Written task => Below are the records; collect from them each line containing the string "cadre".

Records shown =>
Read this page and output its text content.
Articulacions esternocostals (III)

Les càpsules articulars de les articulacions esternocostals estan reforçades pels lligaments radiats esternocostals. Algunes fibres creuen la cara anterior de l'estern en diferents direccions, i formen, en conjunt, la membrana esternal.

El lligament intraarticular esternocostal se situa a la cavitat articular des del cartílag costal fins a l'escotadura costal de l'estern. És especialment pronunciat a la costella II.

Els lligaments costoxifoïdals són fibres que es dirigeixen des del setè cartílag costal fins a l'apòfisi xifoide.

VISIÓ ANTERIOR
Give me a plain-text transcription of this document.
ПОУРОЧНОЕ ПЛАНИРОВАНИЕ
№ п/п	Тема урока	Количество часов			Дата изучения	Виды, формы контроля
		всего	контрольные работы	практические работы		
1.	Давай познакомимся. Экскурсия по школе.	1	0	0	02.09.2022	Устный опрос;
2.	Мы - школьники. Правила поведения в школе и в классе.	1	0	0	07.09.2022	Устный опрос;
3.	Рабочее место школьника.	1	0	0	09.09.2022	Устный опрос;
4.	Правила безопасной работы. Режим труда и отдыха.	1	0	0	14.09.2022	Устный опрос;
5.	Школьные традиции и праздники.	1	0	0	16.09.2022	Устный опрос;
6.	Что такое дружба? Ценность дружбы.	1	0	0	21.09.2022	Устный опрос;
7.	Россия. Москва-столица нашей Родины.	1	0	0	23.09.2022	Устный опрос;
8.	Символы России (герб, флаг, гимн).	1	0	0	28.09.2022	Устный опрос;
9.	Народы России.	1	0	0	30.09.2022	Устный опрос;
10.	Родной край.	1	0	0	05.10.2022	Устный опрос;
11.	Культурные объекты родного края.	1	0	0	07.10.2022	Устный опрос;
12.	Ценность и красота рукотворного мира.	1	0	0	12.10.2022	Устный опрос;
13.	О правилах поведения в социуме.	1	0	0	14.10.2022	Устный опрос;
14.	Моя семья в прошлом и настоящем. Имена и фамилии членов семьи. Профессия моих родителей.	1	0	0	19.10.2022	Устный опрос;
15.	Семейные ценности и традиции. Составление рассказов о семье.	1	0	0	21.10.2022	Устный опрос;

---

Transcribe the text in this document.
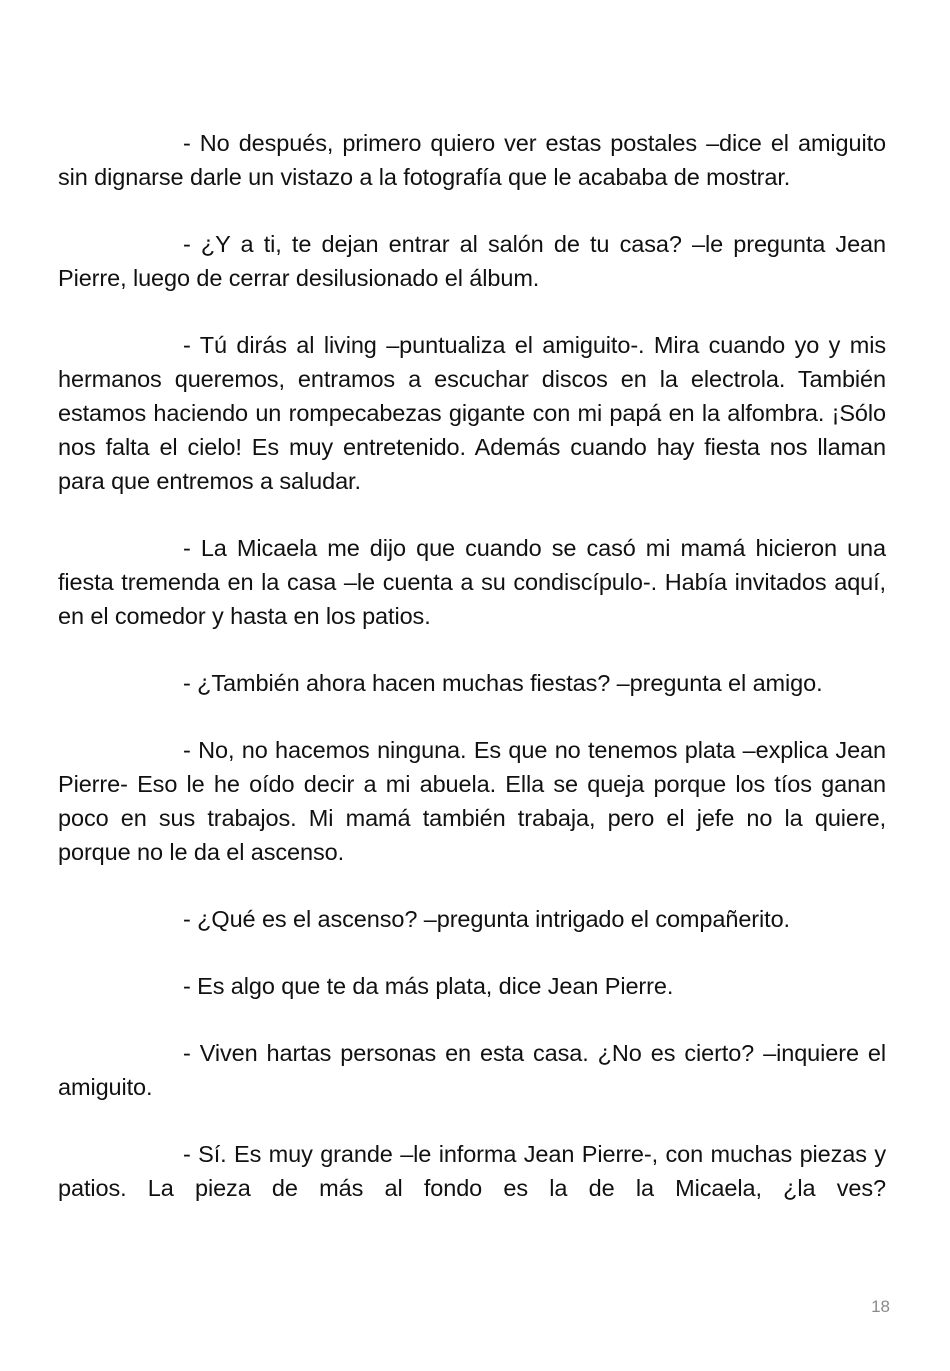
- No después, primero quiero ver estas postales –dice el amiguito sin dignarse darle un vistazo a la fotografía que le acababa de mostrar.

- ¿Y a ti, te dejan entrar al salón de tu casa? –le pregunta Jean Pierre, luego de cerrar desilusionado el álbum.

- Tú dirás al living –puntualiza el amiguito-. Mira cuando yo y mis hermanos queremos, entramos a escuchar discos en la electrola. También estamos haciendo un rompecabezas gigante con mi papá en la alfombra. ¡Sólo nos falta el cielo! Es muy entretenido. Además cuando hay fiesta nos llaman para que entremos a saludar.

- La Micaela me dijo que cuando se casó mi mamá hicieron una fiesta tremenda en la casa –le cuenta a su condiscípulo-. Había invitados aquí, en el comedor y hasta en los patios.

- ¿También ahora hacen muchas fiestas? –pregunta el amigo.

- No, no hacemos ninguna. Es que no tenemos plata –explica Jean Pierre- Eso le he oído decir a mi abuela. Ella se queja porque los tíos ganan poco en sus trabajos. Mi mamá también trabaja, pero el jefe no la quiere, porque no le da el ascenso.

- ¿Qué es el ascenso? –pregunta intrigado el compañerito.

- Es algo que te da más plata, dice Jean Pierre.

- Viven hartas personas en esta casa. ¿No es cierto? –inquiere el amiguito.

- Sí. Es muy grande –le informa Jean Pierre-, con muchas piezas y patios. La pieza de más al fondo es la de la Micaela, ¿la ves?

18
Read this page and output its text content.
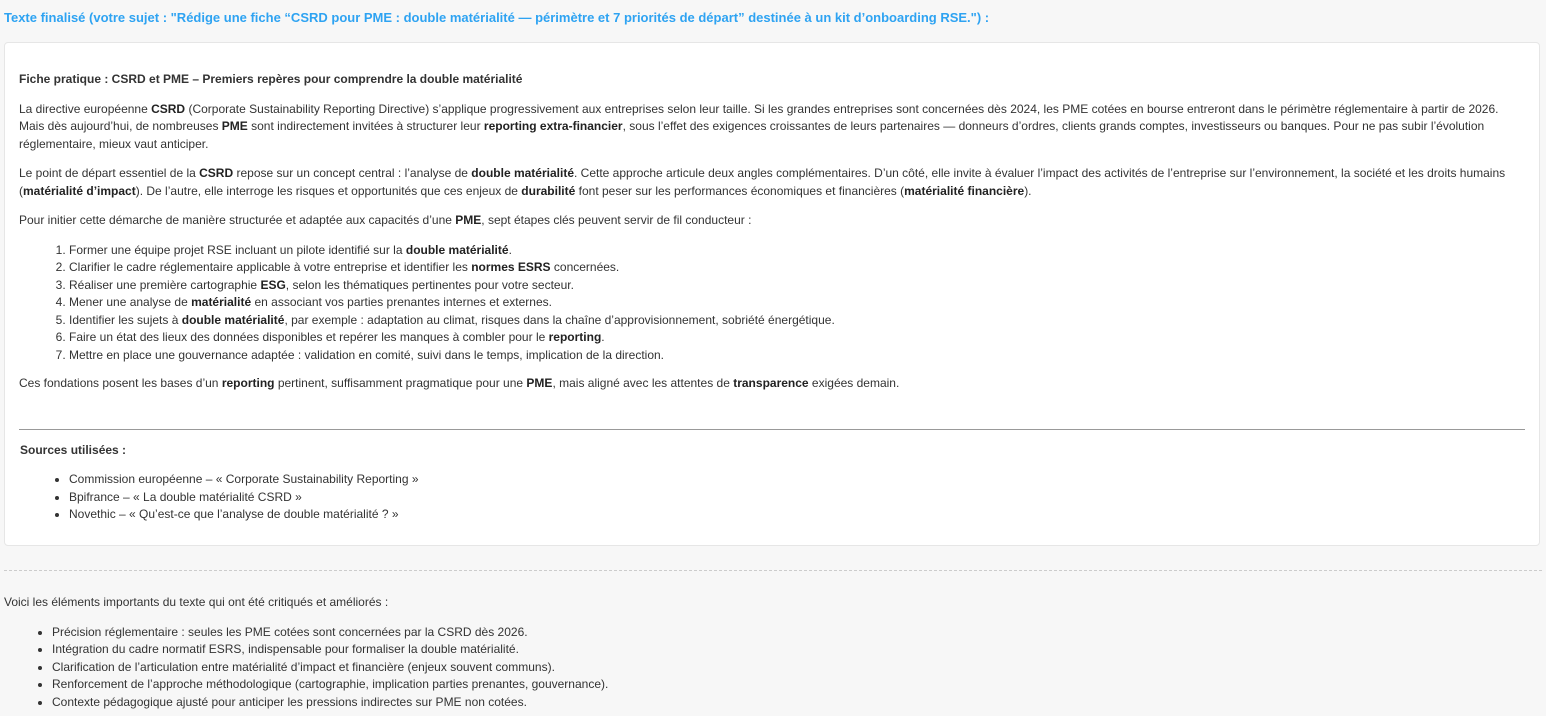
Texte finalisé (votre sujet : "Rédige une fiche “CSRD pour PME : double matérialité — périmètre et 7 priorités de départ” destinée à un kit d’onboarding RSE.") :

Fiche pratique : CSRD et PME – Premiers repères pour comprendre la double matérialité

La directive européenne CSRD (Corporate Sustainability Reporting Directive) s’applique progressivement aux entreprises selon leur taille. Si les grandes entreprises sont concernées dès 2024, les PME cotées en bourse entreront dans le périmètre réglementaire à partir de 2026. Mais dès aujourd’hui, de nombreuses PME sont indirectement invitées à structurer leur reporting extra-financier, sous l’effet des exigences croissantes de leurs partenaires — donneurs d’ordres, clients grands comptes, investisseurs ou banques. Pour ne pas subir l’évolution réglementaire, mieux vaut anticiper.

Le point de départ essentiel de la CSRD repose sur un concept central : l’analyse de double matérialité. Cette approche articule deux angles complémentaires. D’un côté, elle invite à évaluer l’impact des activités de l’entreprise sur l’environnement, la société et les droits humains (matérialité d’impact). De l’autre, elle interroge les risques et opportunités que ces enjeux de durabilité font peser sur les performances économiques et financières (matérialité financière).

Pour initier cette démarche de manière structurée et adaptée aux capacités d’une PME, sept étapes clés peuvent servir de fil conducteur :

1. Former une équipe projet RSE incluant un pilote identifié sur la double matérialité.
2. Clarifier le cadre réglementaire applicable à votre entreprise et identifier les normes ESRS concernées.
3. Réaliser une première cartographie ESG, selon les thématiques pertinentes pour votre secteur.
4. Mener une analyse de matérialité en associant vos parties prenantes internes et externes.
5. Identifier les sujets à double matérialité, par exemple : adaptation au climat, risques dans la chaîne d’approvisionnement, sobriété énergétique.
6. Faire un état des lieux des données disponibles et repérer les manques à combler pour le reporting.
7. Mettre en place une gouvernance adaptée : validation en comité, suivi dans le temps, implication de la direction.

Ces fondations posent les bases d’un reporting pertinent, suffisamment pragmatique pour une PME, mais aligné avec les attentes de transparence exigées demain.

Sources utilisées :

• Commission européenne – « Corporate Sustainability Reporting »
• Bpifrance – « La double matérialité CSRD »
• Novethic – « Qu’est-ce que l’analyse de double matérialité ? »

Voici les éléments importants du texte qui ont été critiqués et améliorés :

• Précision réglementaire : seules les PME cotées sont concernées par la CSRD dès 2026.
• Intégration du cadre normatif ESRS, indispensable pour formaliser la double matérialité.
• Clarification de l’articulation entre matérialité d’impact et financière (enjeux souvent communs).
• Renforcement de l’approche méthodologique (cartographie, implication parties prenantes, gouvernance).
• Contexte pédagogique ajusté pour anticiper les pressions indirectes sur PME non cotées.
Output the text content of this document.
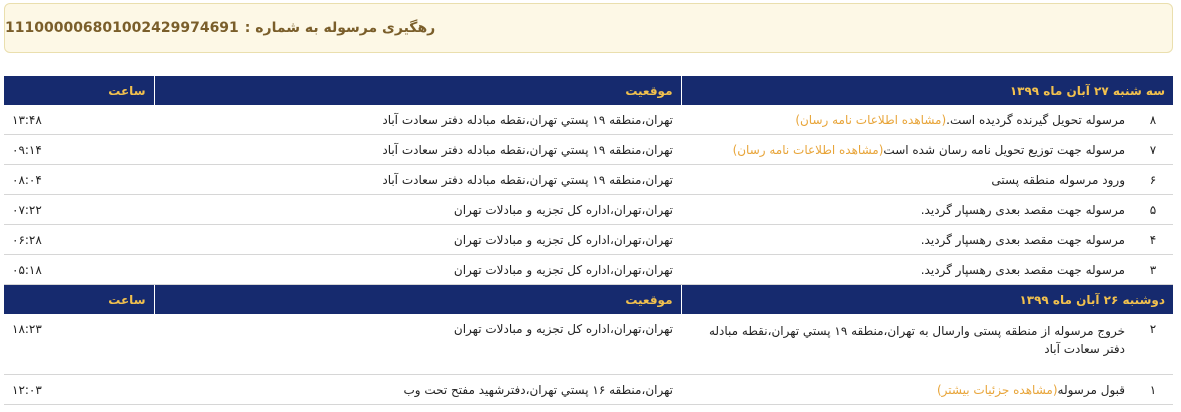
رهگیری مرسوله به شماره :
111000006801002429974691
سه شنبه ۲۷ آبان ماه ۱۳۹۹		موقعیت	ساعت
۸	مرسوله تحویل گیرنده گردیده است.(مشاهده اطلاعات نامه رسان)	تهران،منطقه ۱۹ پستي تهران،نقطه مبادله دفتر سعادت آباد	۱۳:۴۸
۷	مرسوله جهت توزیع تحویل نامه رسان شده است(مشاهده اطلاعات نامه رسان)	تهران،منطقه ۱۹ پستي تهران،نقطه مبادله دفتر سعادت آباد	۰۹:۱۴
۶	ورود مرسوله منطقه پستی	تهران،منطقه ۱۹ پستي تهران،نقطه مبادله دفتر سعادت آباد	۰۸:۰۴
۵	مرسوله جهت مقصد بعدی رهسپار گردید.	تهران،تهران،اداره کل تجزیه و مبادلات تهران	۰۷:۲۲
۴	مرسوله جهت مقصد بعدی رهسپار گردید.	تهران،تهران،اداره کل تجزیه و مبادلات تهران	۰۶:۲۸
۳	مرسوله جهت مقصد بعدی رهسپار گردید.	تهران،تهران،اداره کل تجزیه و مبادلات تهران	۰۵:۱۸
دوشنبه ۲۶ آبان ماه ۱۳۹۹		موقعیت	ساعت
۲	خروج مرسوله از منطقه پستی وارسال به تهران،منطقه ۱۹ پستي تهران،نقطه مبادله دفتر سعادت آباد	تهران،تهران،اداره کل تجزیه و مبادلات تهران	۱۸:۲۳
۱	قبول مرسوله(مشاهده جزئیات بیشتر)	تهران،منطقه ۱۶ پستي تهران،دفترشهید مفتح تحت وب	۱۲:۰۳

Response to this exercise =>
2. Clarifier le cadre réglementaire applicable à votre entreprise et identifier les normes ESRS concernées.
• Intégration du cadre normatif ESRS, indispensable pour formaliser la double matérialité.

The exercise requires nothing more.